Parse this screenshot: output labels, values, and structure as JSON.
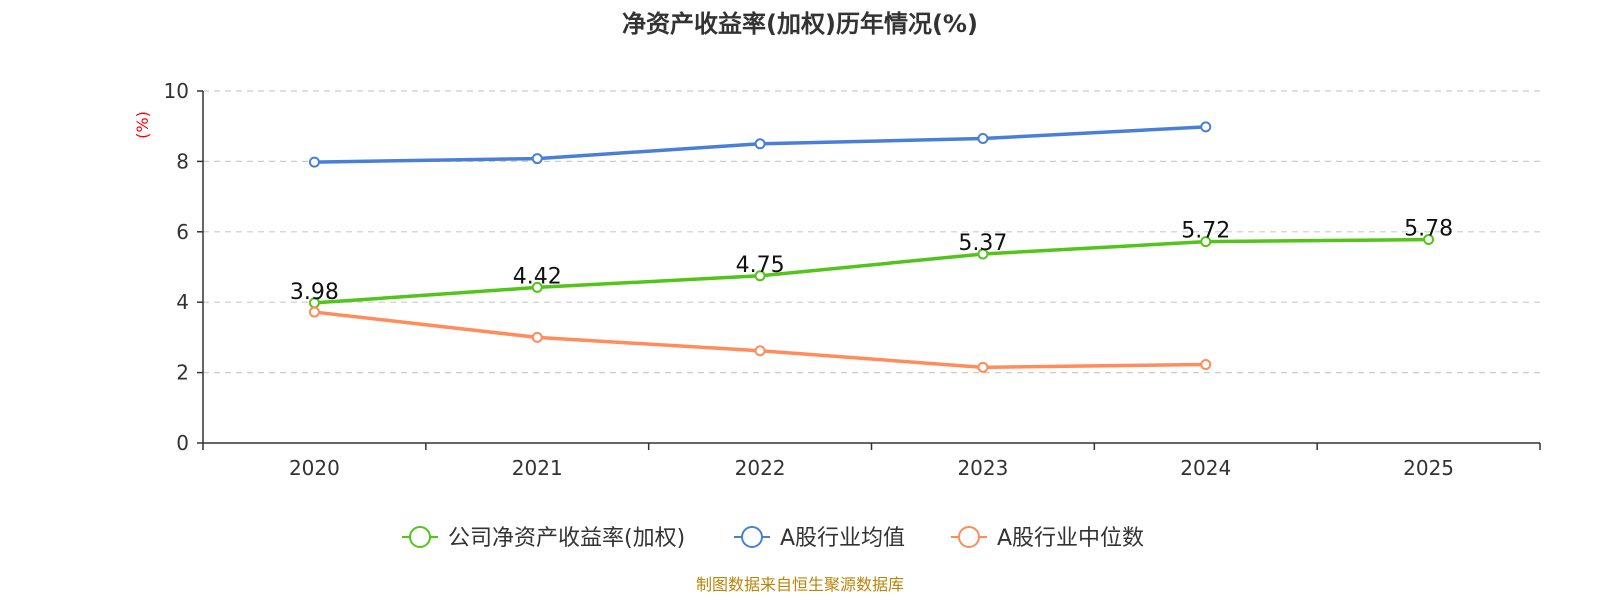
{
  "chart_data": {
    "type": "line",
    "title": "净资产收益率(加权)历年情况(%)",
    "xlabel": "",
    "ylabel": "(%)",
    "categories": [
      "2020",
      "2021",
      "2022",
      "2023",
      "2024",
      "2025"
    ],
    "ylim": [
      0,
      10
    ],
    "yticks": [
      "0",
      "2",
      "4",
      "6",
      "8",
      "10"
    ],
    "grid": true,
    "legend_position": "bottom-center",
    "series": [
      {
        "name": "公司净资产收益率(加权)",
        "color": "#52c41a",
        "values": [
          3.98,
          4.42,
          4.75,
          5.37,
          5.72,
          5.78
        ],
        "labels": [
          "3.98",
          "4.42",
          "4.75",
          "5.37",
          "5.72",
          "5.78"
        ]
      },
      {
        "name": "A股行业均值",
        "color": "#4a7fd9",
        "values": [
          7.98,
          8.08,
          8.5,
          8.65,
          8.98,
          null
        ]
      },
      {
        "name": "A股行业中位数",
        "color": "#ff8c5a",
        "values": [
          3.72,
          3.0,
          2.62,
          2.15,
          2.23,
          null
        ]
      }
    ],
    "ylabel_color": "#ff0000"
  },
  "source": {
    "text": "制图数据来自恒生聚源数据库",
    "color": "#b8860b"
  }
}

REQUIRED TASK >>
Copy all lines from the listing that contain "name".

RESULT BELOW >>
        "name": "公司净资产收益率(加权)",
        "name": "A股行业均值",
        "name": "A股行业中位数",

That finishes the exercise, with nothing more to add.